Start

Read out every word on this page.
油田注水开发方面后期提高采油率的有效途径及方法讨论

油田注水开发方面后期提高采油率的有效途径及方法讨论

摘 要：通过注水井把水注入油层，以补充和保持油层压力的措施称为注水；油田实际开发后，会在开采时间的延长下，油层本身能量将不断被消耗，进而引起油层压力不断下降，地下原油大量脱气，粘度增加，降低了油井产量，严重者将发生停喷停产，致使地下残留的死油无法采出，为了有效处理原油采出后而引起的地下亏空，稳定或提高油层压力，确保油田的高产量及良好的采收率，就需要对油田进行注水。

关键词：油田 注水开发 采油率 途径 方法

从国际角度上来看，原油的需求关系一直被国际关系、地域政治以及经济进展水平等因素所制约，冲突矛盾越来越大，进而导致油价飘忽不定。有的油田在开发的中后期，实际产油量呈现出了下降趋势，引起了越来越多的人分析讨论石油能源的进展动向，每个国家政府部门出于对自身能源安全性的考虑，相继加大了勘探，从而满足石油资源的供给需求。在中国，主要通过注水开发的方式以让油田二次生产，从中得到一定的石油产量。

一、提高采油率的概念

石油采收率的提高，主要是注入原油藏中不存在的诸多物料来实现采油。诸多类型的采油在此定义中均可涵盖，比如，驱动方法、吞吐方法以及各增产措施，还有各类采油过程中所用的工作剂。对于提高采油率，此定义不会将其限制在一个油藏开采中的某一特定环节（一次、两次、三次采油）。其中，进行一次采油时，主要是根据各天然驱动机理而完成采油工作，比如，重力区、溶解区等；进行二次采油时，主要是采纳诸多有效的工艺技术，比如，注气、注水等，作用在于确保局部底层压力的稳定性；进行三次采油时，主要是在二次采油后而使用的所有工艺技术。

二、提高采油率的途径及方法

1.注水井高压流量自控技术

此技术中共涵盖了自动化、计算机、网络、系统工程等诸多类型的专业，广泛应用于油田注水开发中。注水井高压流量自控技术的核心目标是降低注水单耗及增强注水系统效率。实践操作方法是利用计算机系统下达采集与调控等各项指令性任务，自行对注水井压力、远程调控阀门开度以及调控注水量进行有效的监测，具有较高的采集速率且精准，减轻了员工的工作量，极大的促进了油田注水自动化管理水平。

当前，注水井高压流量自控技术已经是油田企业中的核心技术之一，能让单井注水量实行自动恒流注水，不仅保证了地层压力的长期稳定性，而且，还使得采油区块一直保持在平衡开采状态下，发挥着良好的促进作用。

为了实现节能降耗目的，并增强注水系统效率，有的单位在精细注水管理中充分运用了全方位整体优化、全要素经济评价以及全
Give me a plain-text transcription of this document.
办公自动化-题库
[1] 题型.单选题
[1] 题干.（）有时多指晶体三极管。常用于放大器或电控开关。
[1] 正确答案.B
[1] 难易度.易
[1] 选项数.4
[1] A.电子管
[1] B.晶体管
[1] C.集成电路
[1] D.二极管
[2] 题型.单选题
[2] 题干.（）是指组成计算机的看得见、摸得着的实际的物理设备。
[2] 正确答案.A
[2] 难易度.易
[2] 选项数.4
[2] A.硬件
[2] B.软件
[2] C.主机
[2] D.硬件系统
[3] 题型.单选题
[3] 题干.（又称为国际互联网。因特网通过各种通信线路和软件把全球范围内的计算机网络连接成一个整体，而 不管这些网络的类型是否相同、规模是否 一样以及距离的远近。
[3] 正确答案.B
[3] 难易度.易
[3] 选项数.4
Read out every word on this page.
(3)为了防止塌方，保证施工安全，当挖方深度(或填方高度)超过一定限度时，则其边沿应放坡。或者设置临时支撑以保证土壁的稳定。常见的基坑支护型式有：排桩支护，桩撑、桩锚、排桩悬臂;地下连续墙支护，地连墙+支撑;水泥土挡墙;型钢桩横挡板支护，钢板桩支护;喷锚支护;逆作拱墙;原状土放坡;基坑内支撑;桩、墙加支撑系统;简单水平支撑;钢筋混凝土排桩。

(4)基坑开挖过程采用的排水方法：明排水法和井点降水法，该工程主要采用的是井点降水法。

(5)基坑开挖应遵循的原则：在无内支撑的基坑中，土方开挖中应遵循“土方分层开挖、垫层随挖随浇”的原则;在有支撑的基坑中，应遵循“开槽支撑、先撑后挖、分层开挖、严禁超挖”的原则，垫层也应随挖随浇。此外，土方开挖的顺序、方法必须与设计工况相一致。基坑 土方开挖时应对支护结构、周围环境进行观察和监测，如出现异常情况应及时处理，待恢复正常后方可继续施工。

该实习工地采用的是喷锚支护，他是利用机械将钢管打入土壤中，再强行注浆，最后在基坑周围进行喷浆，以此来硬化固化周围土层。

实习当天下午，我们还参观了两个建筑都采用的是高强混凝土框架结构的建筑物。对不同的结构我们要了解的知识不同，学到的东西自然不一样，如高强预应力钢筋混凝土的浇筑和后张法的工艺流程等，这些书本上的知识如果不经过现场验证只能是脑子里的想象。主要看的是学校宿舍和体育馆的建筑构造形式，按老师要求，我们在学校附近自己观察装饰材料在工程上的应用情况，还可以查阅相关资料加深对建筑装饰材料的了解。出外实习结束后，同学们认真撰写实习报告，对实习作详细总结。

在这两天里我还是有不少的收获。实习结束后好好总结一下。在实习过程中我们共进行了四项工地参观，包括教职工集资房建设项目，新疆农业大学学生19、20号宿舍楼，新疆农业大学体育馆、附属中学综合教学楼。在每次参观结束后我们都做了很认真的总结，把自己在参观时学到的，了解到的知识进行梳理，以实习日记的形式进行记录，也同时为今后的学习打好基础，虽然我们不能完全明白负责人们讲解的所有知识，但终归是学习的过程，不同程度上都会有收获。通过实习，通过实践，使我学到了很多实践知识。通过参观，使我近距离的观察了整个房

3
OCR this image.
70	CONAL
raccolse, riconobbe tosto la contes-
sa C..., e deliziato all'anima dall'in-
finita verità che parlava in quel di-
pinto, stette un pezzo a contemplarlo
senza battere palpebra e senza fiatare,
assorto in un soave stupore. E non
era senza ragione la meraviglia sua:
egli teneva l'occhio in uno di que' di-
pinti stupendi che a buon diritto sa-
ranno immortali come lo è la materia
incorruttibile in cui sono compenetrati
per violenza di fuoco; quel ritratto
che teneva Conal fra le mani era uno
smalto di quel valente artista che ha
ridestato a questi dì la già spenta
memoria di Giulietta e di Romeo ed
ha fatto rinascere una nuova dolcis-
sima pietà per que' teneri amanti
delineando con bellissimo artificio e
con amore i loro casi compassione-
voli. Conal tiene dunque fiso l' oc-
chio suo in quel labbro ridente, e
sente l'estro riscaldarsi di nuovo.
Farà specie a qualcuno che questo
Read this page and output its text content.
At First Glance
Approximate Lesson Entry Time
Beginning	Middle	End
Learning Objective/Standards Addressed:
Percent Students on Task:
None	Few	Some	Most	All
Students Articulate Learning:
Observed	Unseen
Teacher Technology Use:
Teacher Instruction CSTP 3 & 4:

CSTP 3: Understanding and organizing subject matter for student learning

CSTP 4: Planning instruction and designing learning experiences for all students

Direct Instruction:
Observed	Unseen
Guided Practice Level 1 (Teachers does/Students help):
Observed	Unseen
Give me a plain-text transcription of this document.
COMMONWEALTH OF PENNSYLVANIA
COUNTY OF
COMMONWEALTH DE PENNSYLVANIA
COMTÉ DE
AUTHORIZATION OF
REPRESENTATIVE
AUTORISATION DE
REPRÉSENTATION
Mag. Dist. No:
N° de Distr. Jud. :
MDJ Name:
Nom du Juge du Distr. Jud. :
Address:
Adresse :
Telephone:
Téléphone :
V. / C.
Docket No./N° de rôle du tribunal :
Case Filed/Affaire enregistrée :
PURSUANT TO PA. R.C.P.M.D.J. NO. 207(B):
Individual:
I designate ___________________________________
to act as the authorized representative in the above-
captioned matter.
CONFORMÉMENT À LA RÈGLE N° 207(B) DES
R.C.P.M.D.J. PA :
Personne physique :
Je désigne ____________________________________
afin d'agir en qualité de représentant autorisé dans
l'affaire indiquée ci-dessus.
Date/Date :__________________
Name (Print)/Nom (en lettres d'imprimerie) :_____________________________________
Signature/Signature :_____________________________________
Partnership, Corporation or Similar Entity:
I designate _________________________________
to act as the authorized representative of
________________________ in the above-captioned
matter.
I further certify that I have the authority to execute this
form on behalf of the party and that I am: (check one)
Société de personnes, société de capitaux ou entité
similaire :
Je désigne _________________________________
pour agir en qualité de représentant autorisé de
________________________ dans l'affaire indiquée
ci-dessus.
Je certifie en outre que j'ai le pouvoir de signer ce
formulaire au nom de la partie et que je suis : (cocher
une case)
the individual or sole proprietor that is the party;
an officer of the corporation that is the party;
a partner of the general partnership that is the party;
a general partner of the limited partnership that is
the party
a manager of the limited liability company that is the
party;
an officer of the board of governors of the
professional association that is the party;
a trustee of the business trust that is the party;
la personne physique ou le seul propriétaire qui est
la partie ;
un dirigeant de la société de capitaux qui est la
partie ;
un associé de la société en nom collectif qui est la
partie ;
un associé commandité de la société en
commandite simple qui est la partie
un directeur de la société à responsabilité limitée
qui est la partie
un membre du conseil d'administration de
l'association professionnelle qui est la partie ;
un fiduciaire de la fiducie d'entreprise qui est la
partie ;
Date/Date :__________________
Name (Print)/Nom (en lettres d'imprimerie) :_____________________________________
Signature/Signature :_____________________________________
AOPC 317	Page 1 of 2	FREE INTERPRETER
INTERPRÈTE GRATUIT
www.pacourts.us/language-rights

End

## GOAL
How many of the lines above include the word "that"? Respond with the number alone.

## OUTPUT
9